• [DATA LISTING]
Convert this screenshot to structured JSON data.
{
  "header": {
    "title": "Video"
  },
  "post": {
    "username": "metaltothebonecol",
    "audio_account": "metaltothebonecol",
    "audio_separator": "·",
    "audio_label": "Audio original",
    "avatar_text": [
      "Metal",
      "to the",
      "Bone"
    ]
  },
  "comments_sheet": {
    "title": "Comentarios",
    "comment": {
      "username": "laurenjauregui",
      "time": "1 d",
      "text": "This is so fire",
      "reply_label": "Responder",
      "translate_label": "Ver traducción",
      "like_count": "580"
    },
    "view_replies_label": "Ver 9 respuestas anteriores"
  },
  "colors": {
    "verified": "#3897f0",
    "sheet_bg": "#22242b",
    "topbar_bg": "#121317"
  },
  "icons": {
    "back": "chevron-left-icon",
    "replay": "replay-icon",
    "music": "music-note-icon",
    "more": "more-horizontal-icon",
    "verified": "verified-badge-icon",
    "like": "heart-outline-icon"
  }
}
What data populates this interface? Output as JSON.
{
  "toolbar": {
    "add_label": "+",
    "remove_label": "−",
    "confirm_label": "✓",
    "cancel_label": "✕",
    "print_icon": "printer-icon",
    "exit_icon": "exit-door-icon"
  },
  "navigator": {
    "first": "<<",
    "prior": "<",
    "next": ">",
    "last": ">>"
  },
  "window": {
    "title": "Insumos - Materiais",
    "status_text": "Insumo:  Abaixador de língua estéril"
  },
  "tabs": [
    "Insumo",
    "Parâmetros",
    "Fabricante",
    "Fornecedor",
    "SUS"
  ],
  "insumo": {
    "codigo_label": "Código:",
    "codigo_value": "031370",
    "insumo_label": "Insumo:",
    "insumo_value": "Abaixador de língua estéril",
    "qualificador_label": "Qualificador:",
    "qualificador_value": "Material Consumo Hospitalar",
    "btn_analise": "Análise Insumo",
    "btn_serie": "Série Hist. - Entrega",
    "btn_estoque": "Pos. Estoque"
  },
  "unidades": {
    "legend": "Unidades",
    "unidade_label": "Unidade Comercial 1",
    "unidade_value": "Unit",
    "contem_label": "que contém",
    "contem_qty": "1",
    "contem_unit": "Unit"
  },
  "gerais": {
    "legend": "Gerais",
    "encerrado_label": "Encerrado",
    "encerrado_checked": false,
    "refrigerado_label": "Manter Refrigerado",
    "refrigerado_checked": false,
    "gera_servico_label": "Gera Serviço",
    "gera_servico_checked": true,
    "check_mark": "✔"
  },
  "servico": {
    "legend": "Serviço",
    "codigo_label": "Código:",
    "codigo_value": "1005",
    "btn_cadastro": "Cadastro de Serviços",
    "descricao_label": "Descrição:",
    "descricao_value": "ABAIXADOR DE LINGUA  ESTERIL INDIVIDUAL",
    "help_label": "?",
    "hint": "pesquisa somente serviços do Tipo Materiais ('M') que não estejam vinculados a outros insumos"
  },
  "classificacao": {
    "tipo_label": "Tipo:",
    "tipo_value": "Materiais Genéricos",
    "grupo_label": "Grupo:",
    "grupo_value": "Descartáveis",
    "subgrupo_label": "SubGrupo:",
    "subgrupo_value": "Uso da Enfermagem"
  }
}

• [PROBLEM REQUIREMENTS] The answer is one number: how many lines of the material above contain "title".

• [SOLUTION FOR THIS TASK] 3